▸ **Goal of the exercise**: Reproduce every entry exactly.

▸ **Input**:
________
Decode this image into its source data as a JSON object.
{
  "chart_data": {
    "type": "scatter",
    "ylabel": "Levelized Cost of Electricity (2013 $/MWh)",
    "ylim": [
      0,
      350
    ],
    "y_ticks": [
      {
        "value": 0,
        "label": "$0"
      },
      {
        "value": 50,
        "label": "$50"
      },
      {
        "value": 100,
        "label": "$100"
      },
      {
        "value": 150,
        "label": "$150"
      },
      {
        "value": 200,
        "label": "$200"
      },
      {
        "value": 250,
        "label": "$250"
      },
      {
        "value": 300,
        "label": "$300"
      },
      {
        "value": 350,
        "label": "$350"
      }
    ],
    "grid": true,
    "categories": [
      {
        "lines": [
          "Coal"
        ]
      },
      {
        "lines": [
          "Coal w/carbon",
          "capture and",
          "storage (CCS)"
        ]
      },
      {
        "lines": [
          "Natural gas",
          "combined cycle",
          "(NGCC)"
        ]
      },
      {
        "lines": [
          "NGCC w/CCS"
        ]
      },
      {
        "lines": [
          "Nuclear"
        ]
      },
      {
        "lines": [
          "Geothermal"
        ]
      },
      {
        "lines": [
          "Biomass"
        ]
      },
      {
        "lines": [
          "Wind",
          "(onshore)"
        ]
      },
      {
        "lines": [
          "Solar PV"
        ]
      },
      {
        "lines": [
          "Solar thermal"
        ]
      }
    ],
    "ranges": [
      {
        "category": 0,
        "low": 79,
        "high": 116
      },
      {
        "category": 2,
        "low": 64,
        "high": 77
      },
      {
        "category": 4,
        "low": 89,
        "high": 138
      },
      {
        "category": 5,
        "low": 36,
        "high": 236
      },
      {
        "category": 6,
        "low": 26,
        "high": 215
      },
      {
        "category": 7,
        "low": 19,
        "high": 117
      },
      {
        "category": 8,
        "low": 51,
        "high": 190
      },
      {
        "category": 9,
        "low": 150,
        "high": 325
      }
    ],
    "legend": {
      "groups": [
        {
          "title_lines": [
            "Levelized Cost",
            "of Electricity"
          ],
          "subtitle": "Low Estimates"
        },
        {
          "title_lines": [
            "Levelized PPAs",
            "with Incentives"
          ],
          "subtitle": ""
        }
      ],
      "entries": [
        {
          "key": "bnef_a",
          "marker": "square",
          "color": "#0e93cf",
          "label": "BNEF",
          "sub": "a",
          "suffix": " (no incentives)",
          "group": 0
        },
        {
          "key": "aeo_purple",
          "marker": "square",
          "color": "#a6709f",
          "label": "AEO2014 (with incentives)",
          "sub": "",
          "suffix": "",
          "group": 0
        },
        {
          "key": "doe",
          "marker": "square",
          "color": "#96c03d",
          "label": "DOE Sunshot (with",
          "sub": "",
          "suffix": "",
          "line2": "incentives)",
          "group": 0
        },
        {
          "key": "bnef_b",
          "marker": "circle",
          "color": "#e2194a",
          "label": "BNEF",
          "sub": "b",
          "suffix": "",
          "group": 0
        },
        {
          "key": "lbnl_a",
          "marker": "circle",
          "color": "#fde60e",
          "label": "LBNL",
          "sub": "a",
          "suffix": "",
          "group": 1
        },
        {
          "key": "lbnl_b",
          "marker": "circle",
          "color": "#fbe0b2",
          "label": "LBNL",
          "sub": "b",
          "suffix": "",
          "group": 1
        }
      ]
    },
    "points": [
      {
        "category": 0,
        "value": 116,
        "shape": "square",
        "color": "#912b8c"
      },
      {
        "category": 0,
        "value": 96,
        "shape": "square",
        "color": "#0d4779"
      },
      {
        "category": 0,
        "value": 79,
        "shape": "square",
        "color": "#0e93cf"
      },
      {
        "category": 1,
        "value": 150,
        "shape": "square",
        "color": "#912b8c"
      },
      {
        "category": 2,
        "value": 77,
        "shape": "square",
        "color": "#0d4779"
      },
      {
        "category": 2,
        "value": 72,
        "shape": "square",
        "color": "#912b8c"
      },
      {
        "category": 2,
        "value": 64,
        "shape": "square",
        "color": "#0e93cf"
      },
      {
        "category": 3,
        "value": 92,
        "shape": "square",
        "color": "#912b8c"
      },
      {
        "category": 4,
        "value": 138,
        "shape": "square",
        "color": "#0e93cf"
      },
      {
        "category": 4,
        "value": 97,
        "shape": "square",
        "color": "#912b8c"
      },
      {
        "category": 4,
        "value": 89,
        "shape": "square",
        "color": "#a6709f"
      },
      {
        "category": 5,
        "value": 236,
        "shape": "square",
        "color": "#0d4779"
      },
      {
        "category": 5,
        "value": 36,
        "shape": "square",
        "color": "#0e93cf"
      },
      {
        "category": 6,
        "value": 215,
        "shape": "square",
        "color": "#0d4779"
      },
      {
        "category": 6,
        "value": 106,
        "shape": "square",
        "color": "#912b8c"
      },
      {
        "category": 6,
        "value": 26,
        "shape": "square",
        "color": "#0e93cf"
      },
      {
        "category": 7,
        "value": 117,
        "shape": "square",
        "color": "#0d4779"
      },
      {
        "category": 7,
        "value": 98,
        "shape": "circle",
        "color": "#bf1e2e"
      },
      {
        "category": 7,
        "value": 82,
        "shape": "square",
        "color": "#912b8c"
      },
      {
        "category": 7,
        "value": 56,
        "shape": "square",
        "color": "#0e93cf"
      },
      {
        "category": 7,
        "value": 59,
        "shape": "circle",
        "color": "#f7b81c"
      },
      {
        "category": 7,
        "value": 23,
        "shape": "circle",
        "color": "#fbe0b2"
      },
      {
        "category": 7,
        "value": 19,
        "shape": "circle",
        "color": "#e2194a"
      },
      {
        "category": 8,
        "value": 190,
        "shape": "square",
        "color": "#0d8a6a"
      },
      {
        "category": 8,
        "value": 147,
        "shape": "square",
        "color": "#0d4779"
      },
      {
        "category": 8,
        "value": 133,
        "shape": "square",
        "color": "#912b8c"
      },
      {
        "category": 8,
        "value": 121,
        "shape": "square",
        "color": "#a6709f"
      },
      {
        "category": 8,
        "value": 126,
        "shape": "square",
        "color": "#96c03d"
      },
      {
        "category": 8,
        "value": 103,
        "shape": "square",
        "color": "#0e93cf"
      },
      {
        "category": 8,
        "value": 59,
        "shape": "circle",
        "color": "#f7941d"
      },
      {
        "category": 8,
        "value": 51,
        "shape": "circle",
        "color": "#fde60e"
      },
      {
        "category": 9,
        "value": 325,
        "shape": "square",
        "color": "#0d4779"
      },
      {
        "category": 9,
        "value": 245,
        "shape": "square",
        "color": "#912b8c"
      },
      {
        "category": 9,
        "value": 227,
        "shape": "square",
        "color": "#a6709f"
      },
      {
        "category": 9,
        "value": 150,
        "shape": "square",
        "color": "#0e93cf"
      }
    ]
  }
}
________
▸ **Solution for this exercise**:
Decode this image into its source data as a JSON object.
{
  "chart_data": {
    "type": "scatter",
    "ylabel": "Levelized Cost of Electricity (2013 $/MWh)",
    "ylim": [
      0,
      350
    ],
    "y_ticks": [
      {
        "value": 0,
        "label": "$0"
      },
      {
        "value": 50,
        "label": "$50"
      },
      {
        "value": 100,
        "label": "$100"
      },
      {
        "value": 150,
        "label": "$150"
      },
      {
        "value": 200,
        "label": "$200"
      },
      {
        "value": 250,
        "label": "$250"
      },
      {
        "value": 300,
        "label": "$300"
      },
      {
        "value": 350,
        "label": "$350"
      }
    ],
    "grid": true,
    "categories": [
      {
        "lines": [
          "Coal"
        ]
      },
      {
        "lines": [
          "Coal w/carbon",
          "capture and",
          "storage (CCS)"
        ]
      },
      {
        "lines": [
          "Natural gas",
          "combined cycle",
          "(NGCC)"
        ]
      },
      {
        "lines": [
          "NGCC w/CCS"
        ]
      },
      {
        "lines": [
          "Nuclear"
        ]
      },
      {
        "lines": [
          "Geothermal"
        ]
      },
      {
        "lines": [
          "Biomass"
        ]
      },
      {
        "lines": [
          "Wind",
          "(onshore)"
        ]
      },
      {
        "lines": [
          "Solar PV"
        ]
      },
      {
        "lines": [
          "Solar thermal"
        ]
      }
    ],
    "ranges": [
      {
        "category": 0,
        "low": 79,
        "high": 116
      },
      {
        "category": 2,
        "low": 64,
        "high": 77
      },
      {
        "category": 4,
        "low": 89,
        "high": 138
      },
      {
        "category": 5,
        "low": 36,
        "high": 236
      },
      {
        "category": 6,
        "low": 26,
        "high": 215
      },
      {
        "category": 7,
        "low": 19,
        "high": 117
      },
      {
        "category": 8,
        "low": 51,
        "high": 190
      },
      {
        "category": 9,
        "low": 150,
        "high": 325
      }
    ],
    "legend": {
      "groups": [
        {
          "title_lines": [
            "Levelized Cost",
            "of Electricity"
          ],
          "subtitle": "Low Estimates"
        },
        {
          "title_lines": [
            "Levelized PPAs",
            "with Incentives"
          ],
          "subtitle": ""
        }
      ],
      "entries": [
        {
          "key": "bnef_a",
          "marker": "square",
          "color": "#0e93cf",
          "label": "BNEF",
          "sub": "a",
          "suffix": " (no incentives)",
          "group": 0
        },
        {
          "key": "aeo_purple",
          "marker": "square",
          "color": "#a6709f",
          "label": "AEO2014 (with incentives)",
          "sub": "",
          "suffix": "",
          "group": 0
        },
        {
          "key": "doe",
          "marker": "square",
          "color": "#96c03d",
          "label": "DOE Sunshot (with",
          "sub": "",
          "suffix": "",
          "line2": "incentives)",
          "group": 0
        },
        {
          "key": "bnef_b",
          "marker": "circle",
          "color": "#e2194a",
          "label": "BNEF",
          "sub": "b",
          "suffix": "",
          "group": 0
        },
        {
          "key": "lbnl_a",
          "marker": "circle",
          "color": "#fde60e",
          "label": "LBNL",
          "sub": "a",
          "suffix": "",
          "group": 1
        },
        {
          "key": "lbnl_b",
          "marker": "circle",
          "color": "#fbe0b2",
          "label": "LBNL",
          "sub": "b",
          "suffix": "",
          "group": 1
        }
      ]
    },
    "points": [
      {
        "category": 0,
        "value": 116,
        "shape": "square",
        "color": "#912b8c"
      },
      {
        "category": 0,
        "value": 96,
        "shape": "square",
        "color": "#0d4779"
      },
      {
        "category": 0,
        "value": 79,
        "shape": "square",
        "color": "#0e93cf"
      },
      {
        "category": 1,
        "value": 150,
        "shape": "square",
        "color": "#912b8c"
      },
      {
        "category": 2,
        "value": 77,
        "shape": "square",
        "color": "#0d4779"
      },
      {
        "category": 2,
        "value": 72,
        "shape": "square",
        "color": "#912b8c"
      },
      {
        "category": 2,
        "value": 64,
        "shape": "square",
        "color": "#0e93cf"
      },
      {
        "category": 3,
        "value": 92,
        "shape": "square",
        "color": "#912b8c"
      },
      {
        "category": 4,
        "value": 138,
        "shape": "square",
        "color": "#0e93cf"
      },
      {
        "category": 4,
        "value": 97,
        "shape": "square",
        "color": "#912b8c"
      },
      {
        "category": 4,
        "value": 89,
        "shape": "square",
        "color": "#a6709f"
      },
      {
        "category": 5,
        "value": 236,
        "shape": "square",
        "color": "#0d4779"
      },
      {
        "category": 5,
        "value": 36,
        "shape": "square",
        "color": "#0e93cf"
      },
      {
        "category": 6,
        "value": 215,
        "shape": "square",
        "color": "#0d4779"
      },
      {
        "category": 6,
        "value": 106,
        "shape": "square",
        "color": "#912b8c"
      },
      {
        "category": 6,
        "value": 26,
        "shape": "square",
        "color": "#0e93cf"
      },
      {
        "category": 7,
        "value": 117,
        "shape": "square",
        "color": "#0d4779"
      },
      {
        "category": 7,
        "value": 98,
        "shape": "circle",
        "color": "#bf1e2e"
      },
      {
        "category": 7,
        "value": 82,
        "shape": "square",
        "color": "#912b8c"
      },
      {
        "category": 7,
        "value": 56,
        "shape": "square",
        "color": "#0e93cf"
      },
      {
        "category": 7,
        "value": 59,
        "shape": "circle",
        "color": "#f7b81c"
      },
      {
        "category": 7,
        "value": 23,
        "shape": "circle",
        "color": "#fbe0b2"
      },
      {
        "category": 7,
        "value": 19,
        "shape": "circle",
        "color": "#e2194a"
      },
      {
        "category": 8,
        "value": 190,
        "shape": "square",
        "color": "#0d8a6a"
      },
      {
        "category": 8,
        "value": 147,
        "shape": "square",
        "color": "#0d4779"
      },
      {
        "category": 8,
        "value": 133,
        "shape": "square",
        "color": "#912b8c"
      },
      {
        "category": 8,
        "value": 121,
        "shape": "square",
        "color": "#a6709f"
      },
      {
        "category": 8,
        "value": 126,
        "shape": "square",
        "color": "#96c03d"
      },
      {
        "category": 8,
        "value": 103,
        "shape": "square",
        "color": "#0e93cf"
      },
      {
        "category": 8,
        "value": 59,
        "shape": "circle",
        "color": "#f7941d"
      },
      {
        "category": 8,
        "value": 51,
        "shape": "circle",
        "color": "#fde60e"
      },
      {
        "category": 9,
        "value": 325,
        "shape": "square",
        "color": "#0d4779"
      },
      {
        "category": 9,
        "value": 245,
        "shape": "square",
        "color": "#912b8c"
      },
      {
        "category": 9,
        "value": 227,
        "shape": "square",
        "color": "#a6709f"
      },
      {
        "category": 9,
        "value": 150,
        "shape": "square",
        "color": "#0e93cf"
      }
    ]
  }
}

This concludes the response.